──────── Given information

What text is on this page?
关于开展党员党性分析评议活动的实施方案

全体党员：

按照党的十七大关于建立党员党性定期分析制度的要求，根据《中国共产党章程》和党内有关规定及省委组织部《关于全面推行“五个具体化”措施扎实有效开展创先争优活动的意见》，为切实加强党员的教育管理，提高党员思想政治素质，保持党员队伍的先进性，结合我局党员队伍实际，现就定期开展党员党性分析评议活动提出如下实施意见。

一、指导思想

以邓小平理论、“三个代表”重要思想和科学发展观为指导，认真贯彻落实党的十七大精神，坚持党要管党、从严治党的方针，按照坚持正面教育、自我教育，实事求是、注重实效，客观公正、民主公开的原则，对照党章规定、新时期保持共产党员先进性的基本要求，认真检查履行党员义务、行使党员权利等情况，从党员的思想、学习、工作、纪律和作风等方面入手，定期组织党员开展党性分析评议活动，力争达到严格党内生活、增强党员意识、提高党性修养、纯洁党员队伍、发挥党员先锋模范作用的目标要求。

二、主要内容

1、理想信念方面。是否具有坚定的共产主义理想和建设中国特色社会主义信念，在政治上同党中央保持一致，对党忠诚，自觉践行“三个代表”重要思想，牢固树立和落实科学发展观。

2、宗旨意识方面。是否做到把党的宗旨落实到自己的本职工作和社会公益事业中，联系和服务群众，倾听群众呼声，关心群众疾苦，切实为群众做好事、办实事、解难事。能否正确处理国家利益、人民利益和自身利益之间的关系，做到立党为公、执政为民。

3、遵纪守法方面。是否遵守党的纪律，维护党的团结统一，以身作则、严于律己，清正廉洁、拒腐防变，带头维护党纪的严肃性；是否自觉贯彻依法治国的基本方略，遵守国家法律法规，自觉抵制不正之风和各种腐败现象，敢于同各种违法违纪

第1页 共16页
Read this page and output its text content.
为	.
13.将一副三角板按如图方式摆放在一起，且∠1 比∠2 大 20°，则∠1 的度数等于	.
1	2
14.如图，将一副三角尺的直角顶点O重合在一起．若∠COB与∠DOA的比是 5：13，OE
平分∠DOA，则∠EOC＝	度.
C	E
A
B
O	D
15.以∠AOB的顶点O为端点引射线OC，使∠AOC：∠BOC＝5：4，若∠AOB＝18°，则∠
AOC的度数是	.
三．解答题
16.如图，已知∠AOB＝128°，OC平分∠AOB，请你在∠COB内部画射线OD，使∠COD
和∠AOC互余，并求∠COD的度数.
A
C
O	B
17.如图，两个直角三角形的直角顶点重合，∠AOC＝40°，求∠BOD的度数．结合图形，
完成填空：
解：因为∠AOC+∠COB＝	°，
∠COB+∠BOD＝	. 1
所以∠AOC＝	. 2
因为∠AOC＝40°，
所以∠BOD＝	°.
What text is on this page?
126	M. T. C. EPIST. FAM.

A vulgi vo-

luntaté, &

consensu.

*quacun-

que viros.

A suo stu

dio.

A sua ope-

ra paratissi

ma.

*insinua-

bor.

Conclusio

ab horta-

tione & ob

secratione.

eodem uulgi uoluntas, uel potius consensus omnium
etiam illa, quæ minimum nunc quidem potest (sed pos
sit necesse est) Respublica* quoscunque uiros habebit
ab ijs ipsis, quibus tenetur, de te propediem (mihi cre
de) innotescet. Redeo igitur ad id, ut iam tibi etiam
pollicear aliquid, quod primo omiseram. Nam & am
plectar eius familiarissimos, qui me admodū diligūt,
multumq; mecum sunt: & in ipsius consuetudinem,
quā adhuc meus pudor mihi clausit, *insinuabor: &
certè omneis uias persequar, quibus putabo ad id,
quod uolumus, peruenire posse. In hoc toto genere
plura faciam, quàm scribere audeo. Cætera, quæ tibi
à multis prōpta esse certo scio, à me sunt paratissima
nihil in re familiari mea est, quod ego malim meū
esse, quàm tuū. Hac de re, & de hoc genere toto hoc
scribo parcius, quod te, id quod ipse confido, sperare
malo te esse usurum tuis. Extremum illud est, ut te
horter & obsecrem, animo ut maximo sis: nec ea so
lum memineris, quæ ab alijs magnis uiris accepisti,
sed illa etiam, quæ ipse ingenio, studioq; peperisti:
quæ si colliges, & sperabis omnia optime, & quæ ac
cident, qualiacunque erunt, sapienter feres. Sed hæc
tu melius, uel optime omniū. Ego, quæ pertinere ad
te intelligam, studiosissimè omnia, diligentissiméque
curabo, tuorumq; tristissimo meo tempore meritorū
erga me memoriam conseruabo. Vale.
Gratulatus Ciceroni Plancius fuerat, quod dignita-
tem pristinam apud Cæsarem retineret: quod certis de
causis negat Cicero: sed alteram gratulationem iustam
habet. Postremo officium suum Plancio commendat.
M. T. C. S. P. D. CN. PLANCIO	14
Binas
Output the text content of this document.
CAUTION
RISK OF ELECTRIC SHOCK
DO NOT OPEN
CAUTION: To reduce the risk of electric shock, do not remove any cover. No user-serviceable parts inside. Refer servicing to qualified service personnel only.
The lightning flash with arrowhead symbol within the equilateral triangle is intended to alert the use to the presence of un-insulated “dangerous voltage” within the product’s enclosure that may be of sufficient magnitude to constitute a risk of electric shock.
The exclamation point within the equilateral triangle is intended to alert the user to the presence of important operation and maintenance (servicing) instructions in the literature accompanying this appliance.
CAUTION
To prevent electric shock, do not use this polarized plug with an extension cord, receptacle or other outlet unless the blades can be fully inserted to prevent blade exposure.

────────────────

=== Task to carry out ===
Your task is to retype all of the records exactly.

=== The output ===
What text is on this page?
关于开展党员党性分析评议活动的实施方案

全体党员：

按照党的十七大关于建立党员党性定期分析制度的要求，根据《中国共产党章程》和党内有关规定及省委组织部《关于全面推行“五个具体化”措施扎实有效开展创先争优活动的意见》，为切实加强党员的教育管理，提高党员思想政治素质，保持党员队伍的先进性，结合我局党员队伍实际，现就定期开展党员党性分析评议活动提出如下实施意见。

一、指导思想

以邓小平理论、“三个代表”重要思想和科学发展观为指导，认真贯彻落实党的十七大精神，坚持党要管党、从严治党的方针，按照坚持正面教育、自我教育，实事求是、注重实效，客观公正、民主公开的原则，对照党章规定、新时期保持共产党员先进性的基本要求，认真检查履行党员义务、行使党员权利等情况，从党员的思想、学习、工作、纪律和作风等方面入手，定期组织党员开展党性分析评议活动，力争达到严格党内生活、增强党员意识、提高党性修养、纯洁党员队伍、发挥党员先锋模范作用的目标要求。

二、主要内容

1、理想信念方面。是否具有坚定的共产主义理想和建设中国特色社会主义信念，在政治上同党中央保持一致，对党忠诚，自觉践行“三个代表”重要思想，牢固树立和落实科学发展观。

2、宗旨意识方面。是否做到把党的宗旨落实到自己的本职工作和社会公益事业中，联系和服务群众，倾听群众呼声，关心群众疾苦，切实为群众做好事、办实事、解难事。能否正确处理国家利益、人民利益和自身利益之间的关系，做到立党为公、执政为民。

3、遵纪守法方面。是否遵守党的纪律，维护党的团结统一，以身作则、严于律己，清正廉洁、拒腐防变，带头维护党纪的严肃性；是否自觉贯彻依法治国的基本方略，遵守国家法律法规，自觉抵制不正之风和各种腐败现象，敢于同各种违法违纪

第1页 共16页
Read this page and output its text content.
为	.
13.将一副三角板按如图方式摆放在一起，且∠1 比∠2 大 20°，则∠1 的度数等于	.
1	2
14.如图，将一副三角尺的直角顶点O重合在一起．若∠COB与∠DOA的比是 5：13，OE
平分∠DOA，则∠EOC＝	度.
C	E
A
B
O	D
15.以∠AOB的顶点O为端点引射线OC，使∠AOC：∠BOC＝5：4，若∠AOB＝18°，则∠
AOC的度数是	.
三．解答题
16.如图，已知∠AOB＝128°，OC平分∠AOB，请你在∠COB内部画射线OD，使∠COD
和∠AOC互余，并求∠COD的度数.
A
C
O	B
17.如图，两个直角三角形的直角顶点重合，∠AOC＝40°，求∠BOD的度数．结合图形，
完成填空：
解：因为∠AOC+∠COB＝	°，
∠COB+∠BOD＝	. 1
所以∠AOC＝	. 2
因为∠AOC＝40°，
所以∠BOD＝	°.
What text is on this page?
126	M. T. C. EPIST. FAM.

A vulgi vo-

luntaté, &

consensu.

*quacun-

que viros.

A suo stu

dio.

A sua ope-

ra paratissi

ma.

*insinua-

bor.

Conclusio

ab horta-

tione & ob

secratione.

eodem uulgi uoluntas, uel potius consensus omnium
etiam illa, quæ minimum nunc quidem potest (sed pos
sit necesse est) Respublica* quoscunque uiros habebit
ab ijs ipsis, quibus tenetur, de te propediem (mihi cre
de) innotescet. Redeo igitur ad id, ut iam tibi etiam
pollicear aliquid, quod primo omiseram. Nam & am
plectar eius familiarissimos, qui me admodū diligūt,
multumq; mecum sunt: & in ipsius consuetudinem,
quā adhuc meus pudor mihi clausit, *insinuabor: &
certè omneis uias persequar, quibus putabo ad id,
quod uolumus, peruenire posse. In hoc toto genere
plura faciam, quàm scribere audeo. Cætera, quæ tibi
à multis prōpta esse certo scio, à me sunt paratissima
nihil in re familiari mea est, quod ego malim meū
esse, quàm tuū. Hac de re, & de hoc genere toto hoc
scribo parcius, quod te, id quod ipse confido, sperare
malo te esse usurum tuis. Extremum illud est, ut te
horter & obsecrem, animo ut maximo sis: nec ea so
lum memineris, quæ ab alijs magnis uiris accepisti,
sed illa etiam, quæ ipse ingenio, studioq; peperisti:
quæ si colliges, & sperabis omnia optime, & quæ ac
cident, qualiacunque erunt, sapienter feres. Sed hæc
tu melius, uel optime omniū. Ego, quæ pertinere ad
te intelligam, studiosissimè omnia, diligentissiméque
curabo, tuorumq; tristissimo meo tempore meritorū
erga me memoriam conseruabo. Vale.
Gratulatus Ciceroni Plancius fuerat, quod dignita-
tem pristinam apud Cæsarem retineret: quod certis de
causis negat Cicero: sed alteram gratulationem iustam
habet. Postremo officium suum Plancio commendat.
M. T. C. S. P. D. CN. PLANCIO	14
Binas
Output the text content of this document.
CAUTION
RISK OF ELECTRIC SHOCK
DO NOT OPEN
CAUTION: To reduce the risk of electric shock, do not remove any cover. No user-serviceable parts inside. Refer servicing to qualified service personnel only.
The lightning flash with arrowhead symbol within the equilateral triangle is intended to alert the use to the presence of un-insulated “dangerous voltage” within the product’s enclosure that may be of sufficient magnitude to constitute a risk of electric shock.
The exclamation point within the equilateral triangle is intended to alert the user to the presence of important operation and maintenance (servicing) instructions in the literature accompanying this appliance.
CAUTION
To prevent electric shock, do not use this polarized plug with an extension cord, receptacle or other outlet unless the blades can be fully inserted to prevent blade exposure.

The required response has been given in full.